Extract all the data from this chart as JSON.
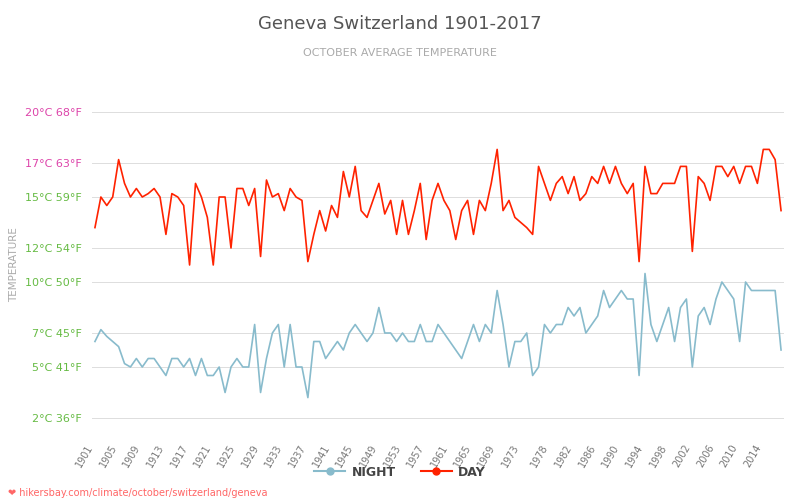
{
  "title": "Geneva Switzerland 1901-2017",
  "subtitle": "OCTOBER AVERAGE TEMPERATURE",
  "ylabel": "TEMPERATURE",
  "ylabel_color": "#aaaaaa",
  "title_color": "#555555",
  "subtitle_color": "#aaaaaa",
  "background_color": "#ffffff",
  "grid_color": "#dddddd",
  "years": [
    1901,
    1902,
    1903,
    1904,
    1905,
    1906,
    1907,
    1908,
    1909,
    1910,
    1911,
    1912,
    1913,
    1914,
    1915,
    1916,
    1917,
    1918,
    1919,
    1920,
    1921,
    1922,
    1923,
    1924,
    1925,
    1926,
    1927,
    1928,
    1929,
    1930,
    1931,
    1932,
    1933,
    1934,
    1935,
    1936,
    1937,
    1938,
    1939,
    1940,
    1941,
    1942,
    1943,
    1944,
    1945,
    1946,
    1947,
    1948,
    1949,
    1950,
    1951,
    1952,
    1953,
    1954,
    1955,
    1956,
    1957,
    1958,
    1959,
    1960,
    1961,
    1962,
    1963,
    1964,
    1965,
    1966,
    1967,
    1968,
    1969,
    1970,
    1971,
    1972,
    1973,
    1974,
    1975,
    1976,
    1977,
    1978,
    1979,
    1980,
    1981,
    1982,
    1983,
    1984,
    1985,
    1986,
    1987,
    1988,
    1989,
    1990,
    1991,
    1992,
    1993,
    1994,
    1995,
    1996,
    1997,
    1998,
    1999,
    2000,
    2001,
    2002,
    2003,
    2004,
    2005,
    2006,
    2007,
    2008,
    2009,
    2010,
    2011,
    2012,
    2013,
    2014,
    2015,
    2016,
    2017
  ],
  "day_temps": [
    13.2,
    15.0,
    14.5,
    15.0,
    17.2,
    15.8,
    15.0,
    15.5,
    15.0,
    15.2,
    15.5,
    15.0,
    12.8,
    15.2,
    15.0,
    14.5,
    11.0,
    15.8,
    15.0,
    13.8,
    11.0,
    15.0,
    15.0,
    12.0,
    15.5,
    15.5,
    14.5,
    15.5,
    11.5,
    16.0,
    15.0,
    15.2,
    14.2,
    15.5,
    15.0,
    14.8,
    11.2,
    12.8,
    14.2,
    13.0,
    14.5,
    13.8,
    16.5,
    15.0,
    16.8,
    14.2,
    13.8,
    14.8,
    15.8,
    14.0,
    14.8,
    12.8,
    14.8,
    12.8,
    14.2,
    15.8,
    12.5,
    14.8,
    15.8,
    14.8,
    14.2,
    12.5,
    14.2,
    14.8,
    12.8,
    14.8,
    14.2,
    15.8,
    17.8,
    14.2,
    14.8,
    13.8,
    13.5,
    13.2,
    12.8,
    16.8,
    15.8,
    14.8,
    15.8,
    16.2,
    15.2,
    16.2,
    14.8,
    15.2,
    16.2,
    15.8,
    16.8,
    15.8,
    16.8,
    15.8,
    15.2,
    15.8,
    11.2,
    16.8,
    15.2,
    15.2,
    15.8,
    15.8,
    15.8,
    16.8,
    16.8,
    11.8,
    16.2,
    15.8,
    14.8,
    16.8,
    16.8,
    16.2,
    16.8,
    15.8,
    16.8,
    16.8,
    15.8,
    17.8,
    17.8,
    17.2,
    14.2
  ],
  "night_temps": [
    6.5,
    7.2,
    6.8,
    6.5,
    6.2,
    5.2,
    5.0,
    5.5,
    5.0,
    5.5,
    5.5,
    5.0,
    4.5,
    5.5,
    5.5,
    5.0,
    5.5,
    4.5,
    5.5,
    4.5,
    4.5,
    5.0,
    3.5,
    5.0,
    5.5,
    5.0,
    5.0,
    7.5,
    3.5,
    5.5,
    7.0,
    7.5,
    5.0,
    7.5,
    5.0,
    5.0,
    3.2,
    6.5,
    6.5,
    5.5,
    6.0,
    6.5,
    6.0,
    7.0,
    7.5,
    7.0,
    6.5,
    7.0,
    8.5,
    7.0,
    7.0,
    6.5,
    7.0,
    6.5,
    6.5,
    7.5,
    6.5,
    6.5,
    7.5,
    7.0,
    6.5,
    6.0,
    5.5,
    6.5,
    7.5,
    6.5,
    7.5,
    7.0,
    9.5,
    7.5,
    5.0,
    6.5,
    6.5,
    7.0,
    4.5,
    5.0,
    7.5,
    7.0,
    7.5,
    7.5,
    8.5,
    8.0,
    8.5,
    7.0,
    7.5,
    8.0,
    9.5,
    8.5,
    9.0,
    9.5,
    9.0,
    9.0,
    4.5,
    10.5,
    7.5,
    6.5,
    7.5,
    8.5,
    6.5,
    8.5,
    9.0,
    5.0,
    8.0,
    8.5,
    7.5,
    9.0,
    10.0,
    9.5,
    9.0,
    6.5,
    10.0,
    9.5,
    9.5,
    9.5,
    9.5,
    9.5,
    6.0
  ],
  "day_color": "#ff2200",
  "night_color": "#88bbcc",
  "day_linewidth": 1.2,
  "night_linewidth": 1.2,
  "yticks_celsius": [
    2,
    5,
    7,
    10,
    12,
    15,
    17,
    20
  ],
  "yticks_fahrenheit": [
    36,
    41,
    45,
    50,
    54,
    59,
    63,
    68
  ],
  "ytick_colors": [
    "#66bb44",
    "#66bb44",
    "#66bb44",
    "#66bb44",
    "#66bb44",
    "#66bb44",
    "#dd44aa",
    "#dd44aa"
  ],
  "xtick_years": [
    1901,
    1905,
    1909,
    1913,
    1917,
    1921,
    1925,
    1929,
    1933,
    1937,
    1941,
    1945,
    1949,
    1953,
    1957,
    1961,
    1965,
    1969,
    1973,
    1978,
    1982,
    1986,
    1990,
    1994,
    1998,
    2002,
    2006,
    2010,
    2014
  ],
  "footer_text": "hikersbay.com/climate/october/switzerland/geneva",
  "ylim": [
    1,
    21
  ],
  "legend_labels": [
    "NIGHT",
    "DAY"
  ]
}
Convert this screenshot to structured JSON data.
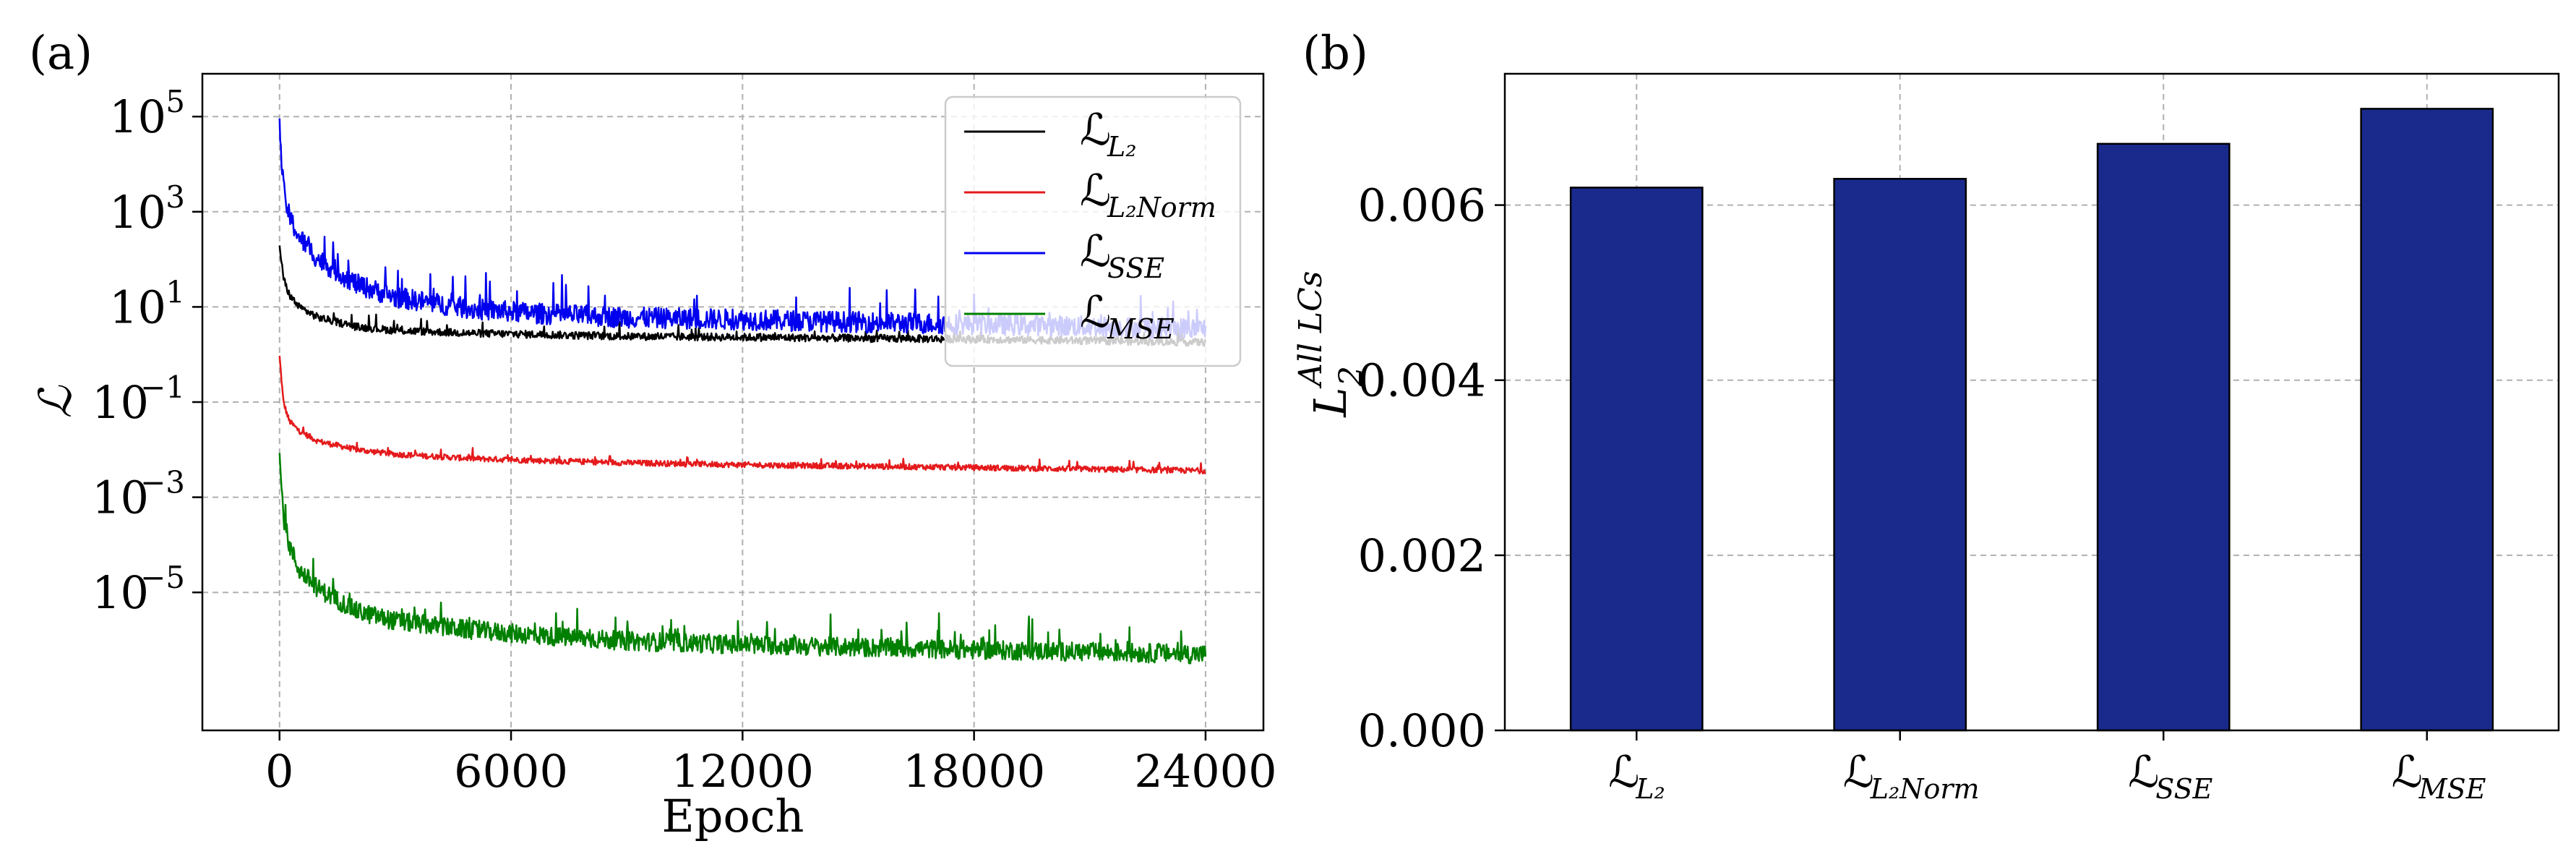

+ + + +

● Requirements
Copy out every line of the listing that includes the string "this".

● Written solution
Extract all the data from this chart as JSON.
Convert this screenshot to structured JSON data.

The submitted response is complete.